▶ Ce que vous ferez
A) Selon l'extrait sur le Salon des littératures maudites, en quelle année et dans quelle ville ce salon a-t-il été créé ?
B) Poursuivez l'extrait sur le Salon des littératures maudites à partir de sa dernière phrase.

▶ Extrait source
==============================

La Société des Ecrivains Ardennais et le réseau des médiathèques de la Communauté d’Agglomération d’Ardenne Métropole se sont associés avec les Editions de l’œil du Sphinx pour créer en 2016, à Charleville-Mézières, le premier Salon des littératures maudites consacré, explique Thibaut Canuti Conservateur en chef des bibliothèques, dans la préface à ces Actes, « aux phénomènes fortéens, à l’ésotérisme, à l’occulte, à la parapsychologie scientifique, au réalisme fantastique et plus généralement à toutes ces littératures des marges ».
Thibaut Canuti constate que si les travaux consacrés à cette littérature se multiplient, il manque un événement marquant pour en rendre compte.
Inaugurer ce nouveau salon avec la figure magistrale de H.P. Lovecraft (1890 – 1937) était une évidence tant l’influence de celui-ci ne cesse de s’étendre.
La première communication de ce salon fut une remarquable synthèse de l’œuvre de Lovecraft et de ses enjeux, très actuels et toujours aussi paradoxaux, de Philippe Marlin, grand connaisseur du sujet depuis sa rencontre avec H.P.L. au milieu des années 60.
Après un portrait rapide de l’homme, absolument matérialiste, il convient de le rappeler, Philippe Marlin démontre comment le mythe créé par Lovecraft renouvelle la métaphysique :
« On peut dire, sans craindre l’exagération, que, jusqu’à Lovecraft, l’homme était au centre de l’univers ; soit parce qu’il était le fils de Dieu, et à ce titre parcelle de la transcendance divine ; soit parce qu’il était le seul moteur d’un univers matérialiste, chargé de façonner la terre à son image et à son service. Même l’existentialisme ramènera tout à l’individu. Avec Lovecraft, la page de l’anthropocentrisme est tournée. L’homme n’est plus qu’une poussière dans l’univers, une créature insignifiante qui assiste, bien souvent de façon inconsciente, au jeu de forces cosmiques qui le dépassent et ne le concernent guère. »

==============================

▶ Matériau
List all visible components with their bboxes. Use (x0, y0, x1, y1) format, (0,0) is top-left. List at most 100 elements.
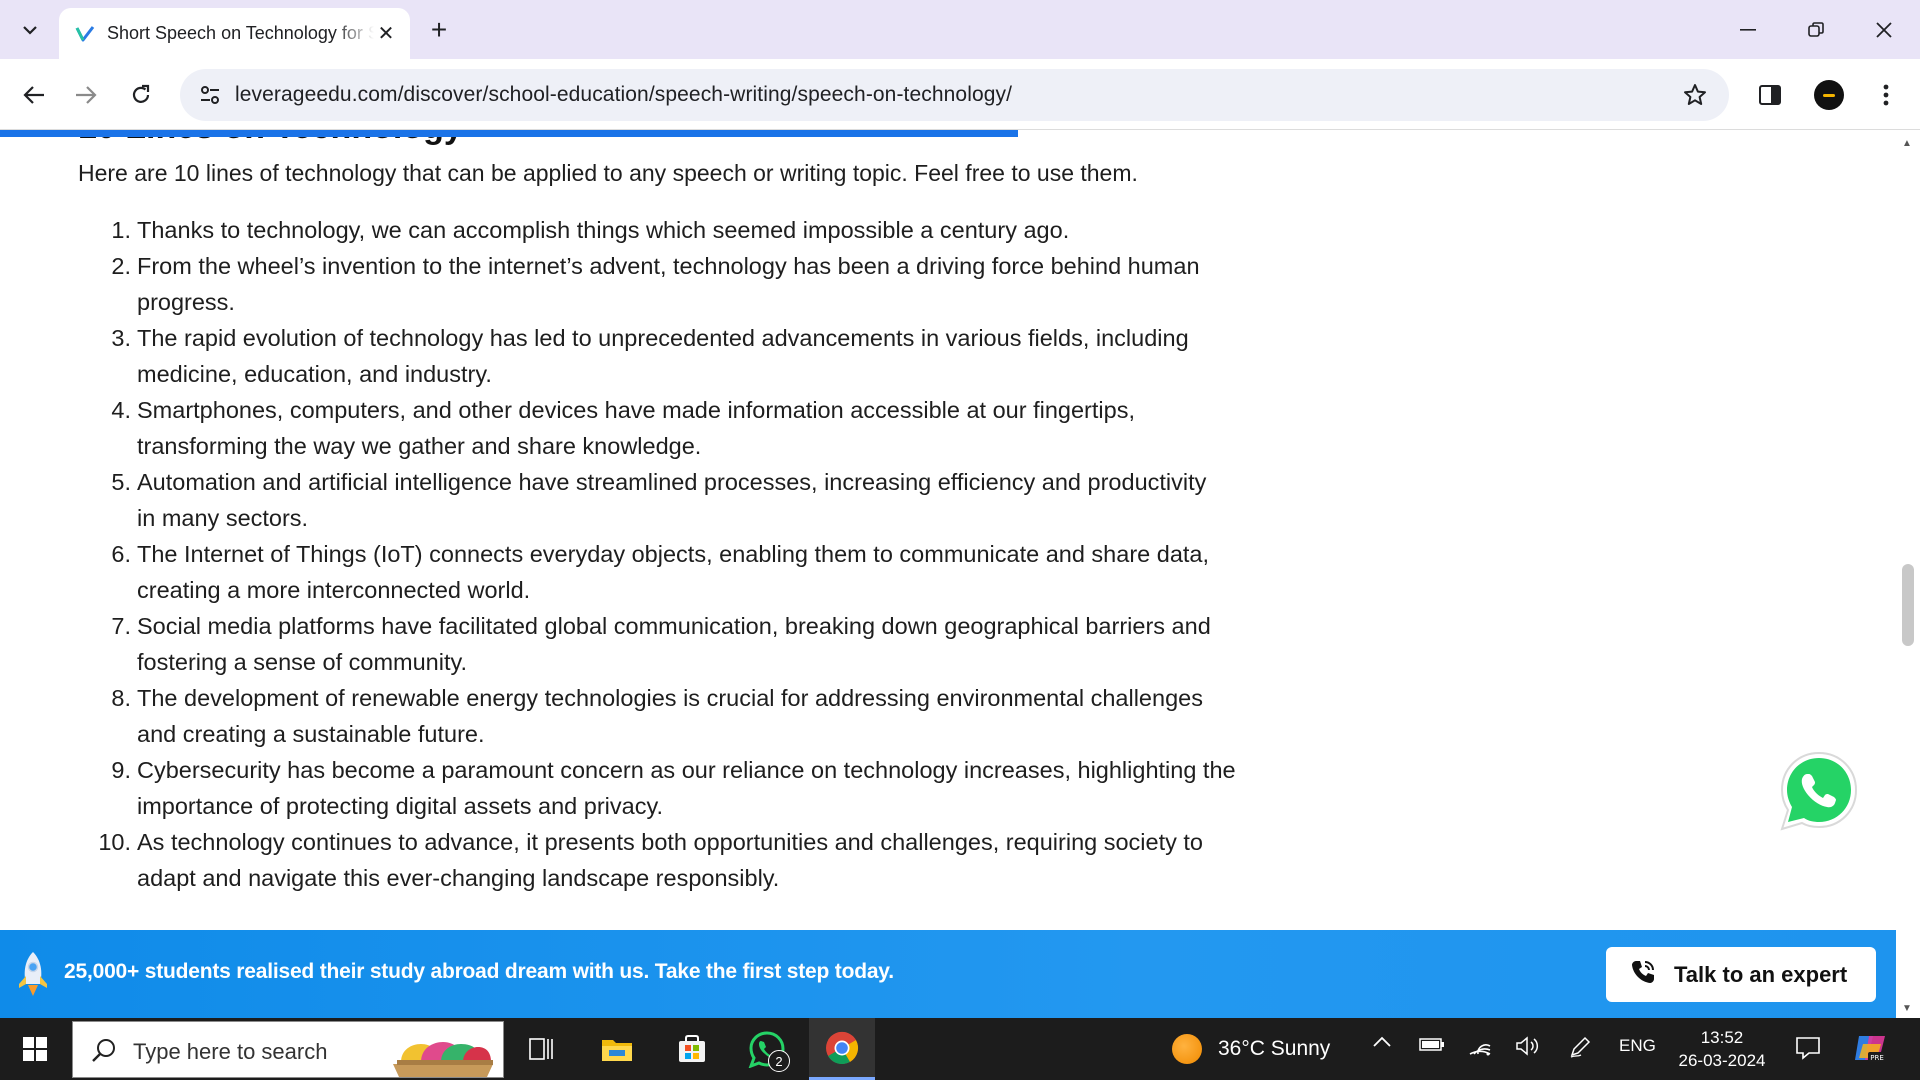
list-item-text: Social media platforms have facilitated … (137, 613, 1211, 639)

==============================

▶ Les résultats
A) En 2016, à Charleville-Mézières.

B)
La cosmogonie lovecraftienne, complexe est basée sur le règne des Grands Anciens et Ceux de la Grande Race, à l’origine des temps, puis sur le conflit entre ces deux types d’entités, qui conduisit les seconds à emprisonner les premiers en divers lieux de l’univers. Les Grands Anciens tentent depuis de retrouver leur hégémonie avec l’aide d’humains faibles qu’ils peuvent influencer par l’intermédiaire des rêves.
« Divinités, monstres, extra-terrestres, les créatures que nous propose l’écrivain de Providence sont assurément de nature trouble, confie Philippe Marlin. Divinités peut-être, puisqu’elles donnent à la cosmogonie une architecture d’inspiration religieuse et suscitent de nombreux cultes. Monstruosités à l’évidence, de par leur aspect repoussant et leur odeur putride. Extra-terrestres vraisemblablement, en raison de leurs origines stellaires. »
Cette métaphysique matérialiste, née dans les fanzines populaires, aurait pu tomber dans l’oubli. Elle connut un développement exceptionnel. Le panthéon de Lovecraft, dont nous connaissons surtout Ctulhu, a influencé nombre d’auteurs, mais aussi le cinéma, la peinture ou d’autres arts, dont la Bande Dessinée, jusque dans les jeux de rôle.
Cette mythologie s’est inscrite dans des grimoires qui mêlent magie, souvent noire, et métaphysique, en une philosophie occulte associant le vrai et le faux de manière particulièrement réussie. Dans cette bibliothèque lovecraftienne, le Necronomicon tient une place essentielle, le ou les, car il existe plusieurs versions qui constituent des sommets dans l’art de la mystification.
Philippe Marlin insiste avec raison sur le paradoxe des rapports entre Lovecraft et l’ésotérisme. Lovecraft est un apôtre du « matérialisme mécanique », hostile à l’irrationnel. Il va pourtant développer dans son œuvre un occultisme singulier, crédible au point d’influencer des groupes initiatiques contemporains. Lovecraft, rappelle Philippe Marlin, n’est ni un ésotériste, ni un « grand initié », c’est un auteur rigoureux soucieux de s’informer qui va puiser dans les sources de l’occultisme traditionnel pour composer son ou ses systèmes magiques. Il explore également les travaux scientifiques de son époque marquée par le début des sciences quantiques. Pour Lovecraft, « les humains n’ont qu’une connaissance limitée de la réalité », précise, Philippe Marlin, « ses visions cosmiques proviennent d’Ailleurs, plus précisément d’un « réservoir subconscient de visions » ». « Les expériences les plus gratifiantes sont celles visant à « recapturer » des fragments de souvenirs flottant dans le subconscient. »
Cette approche ouvre sur des perspectives vertigineuses et pose la question de la nature de la réalité, ou des réalités, comme de l’expérience.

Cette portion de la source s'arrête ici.